Problem description >>
Return the records in full, exactly as given.

--- Start ---

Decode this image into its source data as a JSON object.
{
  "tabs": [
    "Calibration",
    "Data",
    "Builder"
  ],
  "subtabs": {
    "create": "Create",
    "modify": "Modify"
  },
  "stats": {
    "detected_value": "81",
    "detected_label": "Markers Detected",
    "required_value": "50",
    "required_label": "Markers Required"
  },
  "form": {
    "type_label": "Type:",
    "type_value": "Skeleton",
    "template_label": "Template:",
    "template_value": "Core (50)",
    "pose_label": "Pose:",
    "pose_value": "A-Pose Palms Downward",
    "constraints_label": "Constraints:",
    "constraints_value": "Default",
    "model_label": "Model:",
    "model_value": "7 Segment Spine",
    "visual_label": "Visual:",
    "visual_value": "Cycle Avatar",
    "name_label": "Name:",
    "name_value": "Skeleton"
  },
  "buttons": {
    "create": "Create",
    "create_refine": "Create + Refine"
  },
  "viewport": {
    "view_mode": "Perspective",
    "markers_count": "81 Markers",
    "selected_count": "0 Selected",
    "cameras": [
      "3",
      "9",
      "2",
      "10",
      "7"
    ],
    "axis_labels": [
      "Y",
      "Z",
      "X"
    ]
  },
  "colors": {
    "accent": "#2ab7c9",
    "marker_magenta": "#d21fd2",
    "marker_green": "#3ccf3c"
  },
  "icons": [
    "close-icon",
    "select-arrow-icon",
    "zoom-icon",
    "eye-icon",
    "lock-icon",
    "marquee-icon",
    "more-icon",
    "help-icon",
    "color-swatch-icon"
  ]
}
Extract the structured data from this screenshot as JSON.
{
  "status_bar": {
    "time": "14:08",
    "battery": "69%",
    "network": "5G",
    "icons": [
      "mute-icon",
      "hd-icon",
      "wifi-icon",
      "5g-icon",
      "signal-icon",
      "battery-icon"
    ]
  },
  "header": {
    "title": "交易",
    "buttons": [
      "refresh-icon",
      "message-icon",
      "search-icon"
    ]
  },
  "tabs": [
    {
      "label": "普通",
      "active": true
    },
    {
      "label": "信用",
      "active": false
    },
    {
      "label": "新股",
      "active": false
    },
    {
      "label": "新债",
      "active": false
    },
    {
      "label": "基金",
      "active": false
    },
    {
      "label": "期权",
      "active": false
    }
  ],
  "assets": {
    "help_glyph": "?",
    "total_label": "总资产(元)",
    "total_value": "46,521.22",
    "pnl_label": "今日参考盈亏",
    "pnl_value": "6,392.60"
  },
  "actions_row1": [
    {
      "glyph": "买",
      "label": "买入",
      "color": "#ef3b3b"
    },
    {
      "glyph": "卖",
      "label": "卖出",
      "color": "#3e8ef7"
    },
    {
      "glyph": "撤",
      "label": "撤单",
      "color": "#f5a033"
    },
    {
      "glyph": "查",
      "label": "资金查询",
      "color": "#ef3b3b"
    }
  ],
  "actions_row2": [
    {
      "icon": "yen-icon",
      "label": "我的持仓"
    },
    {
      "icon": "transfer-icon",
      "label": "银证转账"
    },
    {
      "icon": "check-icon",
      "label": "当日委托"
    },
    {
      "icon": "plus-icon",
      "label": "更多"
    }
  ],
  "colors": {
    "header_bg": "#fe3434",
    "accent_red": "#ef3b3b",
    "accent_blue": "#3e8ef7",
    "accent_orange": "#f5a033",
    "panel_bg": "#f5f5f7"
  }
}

--- End ---

Reply to the task >>
Decode this image into its source data as a JSON object.
{
  "tabs": [
    "Calibration",
    "Data",
    "Builder"
  ],
  "subtabs": {
    "create": "Create",
    "modify": "Modify"
  },
  "stats": {
    "detected_value": "81",
    "detected_label": "Markers Detected",
    "required_value": "50",
    "required_label": "Markers Required"
  },
  "form": {
    "type_label": "Type:",
    "type_value": "Skeleton",
    "template_label": "Template:",
    "template_value": "Core (50)",
    "pose_label": "Pose:",
    "pose_value": "A-Pose Palms Downward",
    "constraints_label": "Constraints:",
    "constraints_value": "Default",
    "model_label": "Model:",
    "model_value": "7 Segment Spine",
    "visual_label": "Visual:",
    "visual_value": "Cycle Avatar",
    "name_label": "Name:",
    "name_value": "Skeleton"
  },
  "buttons": {
    "create": "Create",
    "create_refine": "Create + Refine"
  },
  "viewport": {
    "view_mode": "Perspective",
    "markers_count": "81 Markers",
    "selected_count": "0 Selected",
    "cameras": [
      "3",
      "9",
      "2",
      "10",
      "7"
    ],
    "axis_labels": [
      "Y",
      "Z",
      "X"
    ]
  },
  "colors": {
    "accent": "#2ab7c9",
    "marker_magenta": "#d21fd2",
    "marker_green": "#3ccf3c"
  },
  "icons": [
    "close-icon",
    "select-arrow-icon",
    "zoom-icon",
    "eye-icon",
    "lock-icon",
    "marquee-icon",
    "more-icon",
    "help-icon",
    "color-swatch-icon"
  ]
}
Extract the structured data from this screenshot as JSON.
{
  "status_bar": {
    "time": "14:08",
    "battery": "69%",
    "network": "5G",
    "icons": [
      "mute-icon",
      "hd-icon",
      "wifi-icon",
      "5g-icon",
      "signal-icon",
      "battery-icon"
    ]
  },
  "header": {
    "title": "交易",
    "buttons": [
      "refresh-icon",
      "message-icon",
      "search-icon"
    ]
  },
  "tabs": [
    {
      "label": "普通",
      "active": true
    },
    {
      "label": "信用",
      "active": false
    },
    {
      "label": "新股",
      "active": false
    },
    {
      "label": "新债",
      "active": false
    },
    {
      "label": "基金",
      "active": false
    },
    {
      "label": "期权",
      "active": false
    }
  ],
  "assets": {
    "help_glyph": "?",
    "total_label": "总资产(元)",
    "total_value": "46,521.22",
    "pnl_label": "今日参考盈亏",
    "pnl_value": "6,392.60"
  },
  "actions_row1": [
    {
      "glyph": "买",
      "label": "买入",
      "color": "#ef3b3b"
    },
    {
      "glyph": "卖",
      "label": "卖出",
      "color": "#3e8ef7"
    },
    {
      "glyph": "撤",
      "label": "撤单",
      "color": "#f5a033"
    },
    {
      "glyph": "查",
      "label": "资金查询",
      "color": "#ef3b3b"
    }
  ],
  "actions_row2": [
    {
      "icon": "yen-icon",
      "label": "我的持仓"
    },
    {
      "icon": "transfer-icon",
      "label": "银证转账"
    },
    {
      "icon": "check-icon",
      "label": "当日委托"
    },
    {
      "icon": "plus-icon",
      "label": "更多"
    }
  ],
  "colors": {
    "header_bg": "#fe3434",
    "accent_red": "#ef3b3b",
    "accent_blue": "#3e8ef7",
    "accent_orange": "#f5a033",
    "panel_bg": "#f5f5f7"
  }
}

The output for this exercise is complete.